__Problem set__:
**a.** According to the match report, who scored Manchester United's opening goal, and in which minute?
**b.** Name every Manchester United player mentioned in the match report.
(Passage provided begins)
Ignore the current league standings, the statistics that matter are that Wanderers have taken just eight points from a possible 27 and have only eight games to put the brake on a slide that could easily see them end the season in their lowest position in four years.
Fear? A Bolton team being outclassed by Manchester United is one thing; fearing them to the point of not competing is unforgivable. Hence the walkout.
Because that was just how it looked as Ronaldo was given more space and more time than he can ever have dreamed of in a "derby" against a side Ferguson described as being "very good at making you work all day".
That was how it was meant to be as Allardyce set out his stall to combat United's strengths - selecting Henrik Pedersen, rather than El-Hadji Diouf, to help Ricardo Gardner and putting the fit again Kevin Davies in front of Nicky Hunt to "double-up" on Ronaldo, whichever flank he played on.
But, even before Wayne Rooney out-muscled Tal Ben Haim to send Ronaldo skipping clear to tee up Ji-sung Park for the opening goal on 14 minutes, the Korean had already missed one chance, courtesy of some poor marking and unimpressive goalkeeping by Jussi Jaaskelainen.
The blistering counter-attack that doubled the rampant Reds' lead three minutes later - Ronaldo and Rooney combining in a break from the edge of the United box for the England striker to post a candidate for goal of the season - had Allardyce apoplectic. Both goals had come from Wanderers' own dead-ball situations, which is reputedly one of their main strengths.
Bolton teams are meant to be too well-organised to concede goals like that. And they aren't coached to stand off a player like Ronaldo, as Kevin Nolan did when the man of the moment feinted and shimmied before getting in a left-foot shot that Jaaskelainen embarrassingly failed to hold, leaving Park with another easy finish for United's third.
Yet the way they made life so easy for United, you wondered how on earth they could still be challenging for Europe when they were taking yet another hammering.
Liverpool, Middlesbrough, Spurs and now this . . . all calamitous, defensively-weak performances no-one expects of Bolton Wanderers, who pride themselves in being hard to play against and hard to beat. But this is not the same Bolton Wanderers that finished the last three seasons eighth, sixth and eighth and which ended 2006 with five straight wins and with genuine Champions League aspirations.
Defensively they have gone soft; in midfield they look tired and ponderous, lacking in creativity and frequently over-run; up front, Diouf hasn't scored in 12 games while Nicolas Anelka - having looked the business when he rattled in seven in eight games - is so starved of quality service that he isn't in the mood when the chances come along.
A striker of his pedigree should have at least hit the target when he pulled his shot wide in the first minute and again when he fired waywardly after one of Ivan Campo's long throws, which seemed Wanderers' best chance of rescuing some respectability as they enjoyed their best spell midway through the second half.
Diouf, restored to the attack after the early damage had been done, at least produced a spirited response, as did fellow sub Andranik. But even the Senegal striker was guilty of hesitation when Andranik and Nolan conspired to find a way through United's otherwise water-tight defence.
It was all academic, but at least Wanderers were still pressing when Alan Smith sent Rooney racing clear of the floundering Ben Haim for United's fourth and his fifth in his two appearances against Wanderers this season.
That particular contest will have encouraged the watching Steve McClaren who would relish a repeat when England meet Israel in Tel Aviv on Saturday, but it didn't impress Allardyce, who felt the counter-attack summed up the whole sorry show.
(Passage provided ends)
(Given information begins)
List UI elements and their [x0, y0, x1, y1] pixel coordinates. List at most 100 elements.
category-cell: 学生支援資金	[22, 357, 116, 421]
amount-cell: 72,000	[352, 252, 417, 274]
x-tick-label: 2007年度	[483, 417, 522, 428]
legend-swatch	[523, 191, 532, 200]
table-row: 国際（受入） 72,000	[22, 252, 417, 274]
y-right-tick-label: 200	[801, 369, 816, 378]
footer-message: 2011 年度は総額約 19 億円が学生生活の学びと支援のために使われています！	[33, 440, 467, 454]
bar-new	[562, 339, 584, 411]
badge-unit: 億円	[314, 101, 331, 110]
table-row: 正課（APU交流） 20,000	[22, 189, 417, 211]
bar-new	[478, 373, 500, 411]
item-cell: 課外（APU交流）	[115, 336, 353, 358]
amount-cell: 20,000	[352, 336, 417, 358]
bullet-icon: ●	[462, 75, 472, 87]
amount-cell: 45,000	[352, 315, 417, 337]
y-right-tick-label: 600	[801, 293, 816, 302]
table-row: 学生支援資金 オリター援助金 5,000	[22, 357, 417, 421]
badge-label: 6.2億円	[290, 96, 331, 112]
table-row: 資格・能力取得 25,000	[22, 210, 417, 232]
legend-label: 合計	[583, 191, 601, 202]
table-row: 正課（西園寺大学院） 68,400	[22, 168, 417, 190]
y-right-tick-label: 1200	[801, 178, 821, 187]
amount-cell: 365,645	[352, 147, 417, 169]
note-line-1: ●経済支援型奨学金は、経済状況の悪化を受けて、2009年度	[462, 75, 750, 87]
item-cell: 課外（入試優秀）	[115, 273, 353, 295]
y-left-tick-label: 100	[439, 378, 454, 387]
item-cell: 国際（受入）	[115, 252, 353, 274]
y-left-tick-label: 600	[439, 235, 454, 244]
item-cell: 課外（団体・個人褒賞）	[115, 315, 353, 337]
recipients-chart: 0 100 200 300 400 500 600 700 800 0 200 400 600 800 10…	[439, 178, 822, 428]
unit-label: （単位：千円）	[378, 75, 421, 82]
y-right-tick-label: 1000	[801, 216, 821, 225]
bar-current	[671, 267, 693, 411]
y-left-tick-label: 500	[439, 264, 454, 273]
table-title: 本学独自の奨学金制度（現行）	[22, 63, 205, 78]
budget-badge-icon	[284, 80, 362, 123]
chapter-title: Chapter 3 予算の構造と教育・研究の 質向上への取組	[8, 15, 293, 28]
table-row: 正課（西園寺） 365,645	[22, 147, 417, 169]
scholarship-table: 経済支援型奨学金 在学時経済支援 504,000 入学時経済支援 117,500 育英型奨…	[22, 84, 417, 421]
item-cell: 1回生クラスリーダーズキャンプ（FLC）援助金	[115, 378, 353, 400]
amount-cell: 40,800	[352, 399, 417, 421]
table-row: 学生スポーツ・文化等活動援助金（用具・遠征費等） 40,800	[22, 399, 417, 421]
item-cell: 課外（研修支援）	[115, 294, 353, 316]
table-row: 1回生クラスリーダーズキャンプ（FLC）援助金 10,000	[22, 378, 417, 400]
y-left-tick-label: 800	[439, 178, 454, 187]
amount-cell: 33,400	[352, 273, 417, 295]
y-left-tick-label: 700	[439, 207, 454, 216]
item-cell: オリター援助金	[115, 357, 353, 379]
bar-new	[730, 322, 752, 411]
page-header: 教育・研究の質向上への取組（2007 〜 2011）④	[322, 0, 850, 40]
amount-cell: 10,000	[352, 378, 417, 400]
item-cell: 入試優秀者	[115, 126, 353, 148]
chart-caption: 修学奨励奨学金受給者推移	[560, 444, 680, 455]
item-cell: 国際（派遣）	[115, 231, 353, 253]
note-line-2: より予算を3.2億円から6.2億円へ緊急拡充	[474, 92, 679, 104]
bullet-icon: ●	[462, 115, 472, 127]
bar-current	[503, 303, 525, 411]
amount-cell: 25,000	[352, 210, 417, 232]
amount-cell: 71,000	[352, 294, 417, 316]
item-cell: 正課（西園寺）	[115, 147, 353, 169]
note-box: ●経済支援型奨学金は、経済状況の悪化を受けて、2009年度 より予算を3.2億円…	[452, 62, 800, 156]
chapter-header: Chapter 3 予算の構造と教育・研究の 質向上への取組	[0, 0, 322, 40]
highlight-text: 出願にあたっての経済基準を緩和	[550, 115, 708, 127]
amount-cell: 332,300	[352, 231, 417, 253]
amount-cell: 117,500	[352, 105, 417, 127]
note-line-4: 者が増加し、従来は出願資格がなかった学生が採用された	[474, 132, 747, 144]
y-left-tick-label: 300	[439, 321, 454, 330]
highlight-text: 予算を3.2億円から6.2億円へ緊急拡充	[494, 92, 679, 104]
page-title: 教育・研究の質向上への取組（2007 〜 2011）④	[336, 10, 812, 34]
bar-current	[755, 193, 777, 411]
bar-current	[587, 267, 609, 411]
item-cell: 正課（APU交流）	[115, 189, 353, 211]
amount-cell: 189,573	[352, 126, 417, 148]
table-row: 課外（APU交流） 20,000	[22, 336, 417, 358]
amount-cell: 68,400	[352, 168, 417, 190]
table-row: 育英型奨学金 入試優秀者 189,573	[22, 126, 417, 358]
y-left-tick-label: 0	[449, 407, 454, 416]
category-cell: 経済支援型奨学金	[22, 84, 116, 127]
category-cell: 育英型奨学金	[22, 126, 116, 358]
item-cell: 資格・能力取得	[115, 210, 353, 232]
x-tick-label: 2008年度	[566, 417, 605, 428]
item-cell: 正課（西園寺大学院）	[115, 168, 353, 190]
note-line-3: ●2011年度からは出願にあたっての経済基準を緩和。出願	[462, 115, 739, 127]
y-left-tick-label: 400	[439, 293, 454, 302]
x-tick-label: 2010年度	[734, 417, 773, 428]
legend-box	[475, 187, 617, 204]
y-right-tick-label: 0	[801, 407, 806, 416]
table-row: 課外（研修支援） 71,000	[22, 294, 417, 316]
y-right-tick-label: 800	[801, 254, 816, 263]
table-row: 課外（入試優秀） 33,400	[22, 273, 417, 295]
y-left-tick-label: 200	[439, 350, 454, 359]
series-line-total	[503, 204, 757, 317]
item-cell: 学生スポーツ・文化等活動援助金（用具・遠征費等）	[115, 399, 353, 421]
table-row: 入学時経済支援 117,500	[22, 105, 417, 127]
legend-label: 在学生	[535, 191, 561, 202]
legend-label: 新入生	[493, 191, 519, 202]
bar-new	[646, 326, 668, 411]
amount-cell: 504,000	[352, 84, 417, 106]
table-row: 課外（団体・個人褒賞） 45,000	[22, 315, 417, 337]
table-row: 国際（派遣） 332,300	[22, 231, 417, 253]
(Given information ends)
__Replies__:
**a.** Ji-sung Park scored the opening goal on 14 minutes.

**b.** Ronaldo, Wayne Rooney, Ji-sung Park, Alan Smith